Your task is to give the data again, exactly, with every line intact.

Start of Material supplied

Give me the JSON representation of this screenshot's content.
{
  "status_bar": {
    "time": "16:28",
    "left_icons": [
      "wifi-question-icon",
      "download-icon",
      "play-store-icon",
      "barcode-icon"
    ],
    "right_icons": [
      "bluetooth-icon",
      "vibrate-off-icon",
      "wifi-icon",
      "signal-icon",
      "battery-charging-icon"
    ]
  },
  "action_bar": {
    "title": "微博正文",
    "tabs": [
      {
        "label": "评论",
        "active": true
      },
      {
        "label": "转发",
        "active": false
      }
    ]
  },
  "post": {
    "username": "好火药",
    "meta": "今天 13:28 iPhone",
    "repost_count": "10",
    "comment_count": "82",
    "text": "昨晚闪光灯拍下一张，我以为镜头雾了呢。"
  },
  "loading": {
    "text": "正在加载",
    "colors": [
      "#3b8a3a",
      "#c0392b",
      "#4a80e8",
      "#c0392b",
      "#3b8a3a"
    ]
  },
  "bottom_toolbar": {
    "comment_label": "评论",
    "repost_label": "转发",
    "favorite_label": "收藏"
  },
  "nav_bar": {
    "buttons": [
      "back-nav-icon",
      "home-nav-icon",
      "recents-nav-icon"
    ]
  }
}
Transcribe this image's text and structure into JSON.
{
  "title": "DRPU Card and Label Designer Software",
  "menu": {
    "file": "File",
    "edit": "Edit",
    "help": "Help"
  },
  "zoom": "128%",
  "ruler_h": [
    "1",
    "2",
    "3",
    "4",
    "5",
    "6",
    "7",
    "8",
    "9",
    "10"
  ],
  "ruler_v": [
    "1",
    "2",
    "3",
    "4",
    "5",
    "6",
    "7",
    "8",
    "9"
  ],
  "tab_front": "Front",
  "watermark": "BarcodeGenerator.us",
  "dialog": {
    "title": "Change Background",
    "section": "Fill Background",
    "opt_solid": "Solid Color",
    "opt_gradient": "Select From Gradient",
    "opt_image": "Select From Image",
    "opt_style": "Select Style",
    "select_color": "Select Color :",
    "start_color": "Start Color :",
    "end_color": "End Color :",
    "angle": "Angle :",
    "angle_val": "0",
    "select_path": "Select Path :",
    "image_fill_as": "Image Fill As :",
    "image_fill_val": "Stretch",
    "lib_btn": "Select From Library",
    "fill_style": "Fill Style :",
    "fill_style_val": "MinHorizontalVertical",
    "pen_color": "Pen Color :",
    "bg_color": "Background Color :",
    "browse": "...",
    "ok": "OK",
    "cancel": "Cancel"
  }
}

End of Material supplied

* [Response for this exercise]
Give me the JSON representation of this screenshot's content.
{
  "status_bar": {
    "time": "16:28",
    "left_icons": [
      "wifi-question-icon",
      "download-icon",
      "play-store-icon",
      "barcode-icon"
    ],
    "right_icons": [
      "bluetooth-icon",
      "vibrate-off-icon",
      "wifi-icon",
      "signal-icon",
      "battery-charging-icon"
    ]
  },
  "action_bar": {
    "title": "微博正文",
    "tabs": [
      {
        "label": "评论",
        "active": true
      },
      {
        "label": "转发",
        "active": false
      }
    ]
  },
  "post": {
    "username": "好火药",
    "meta": "今天 13:28 iPhone",
    "repost_count": "10",
    "comment_count": "82",
    "text": "昨晚闪光灯拍下一张，我以为镜头雾了呢。"
  },
  "loading": {
    "text": "正在加载",
    "colors": [
      "#3b8a3a",
      "#c0392b",
      "#4a80e8",
      "#c0392b",
      "#3b8a3a"
    ]
  },
  "bottom_toolbar": {
    "comment_label": "评论",
    "repost_label": "转发",
    "favorite_label": "收藏"
  },
  "nav_bar": {
    "buttons": [
      "back-nav-icon",
      "home-nav-icon",
      "recents-nav-icon"
    ]
  }
}
Transcribe this image's text and structure into JSON.
{
  "title": "DRPU Card and Label Designer Software",
  "menu": {
    "file": "File",
    "edit": "Edit",
    "help": "Help"
  },
  "zoom": "128%",
  "ruler_h": [
    "1",
    "2",
    "3",
    "4",
    "5",
    "6",
    "7",
    "8",
    "9",
    "10"
  ],
  "ruler_v": [
    "1",
    "2",
    "3",
    "4",
    "5",
    "6",
    "7",
    "8",
    "9"
  ],
  "tab_front": "Front",
  "watermark": "BarcodeGenerator.us",
  "dialog": {
    "title": "Change Background",
    "section": "Fill Background",
    "opt_solid": "Solid Color",
    "opt_gradient": "Select From Gradient",
    "opt_image": "Select From Image",
    "opt_style": "Select Style",
    "select_color": "Select Color :",
    "start_color": "Start Color :",
    "end_color": "End Color :",
    "angle": "Angle :",
    "angle_val": "0",
    "select_path": "Select Path :",
    "image_fill_as": "Image Fill As :",
    "image_fill_val": "Stretch",
    "lib_btn": "Select From Library",
    "fill_style": "Fill Style :",
    "fill_style_val": "MinHorizontalVertical",
    "pen_color": "Pen Color :",
    "bg_color": "Background Color :",
    "browse": "...",
    "ok": "OK",
    "cancel": "Cancel"
  }
}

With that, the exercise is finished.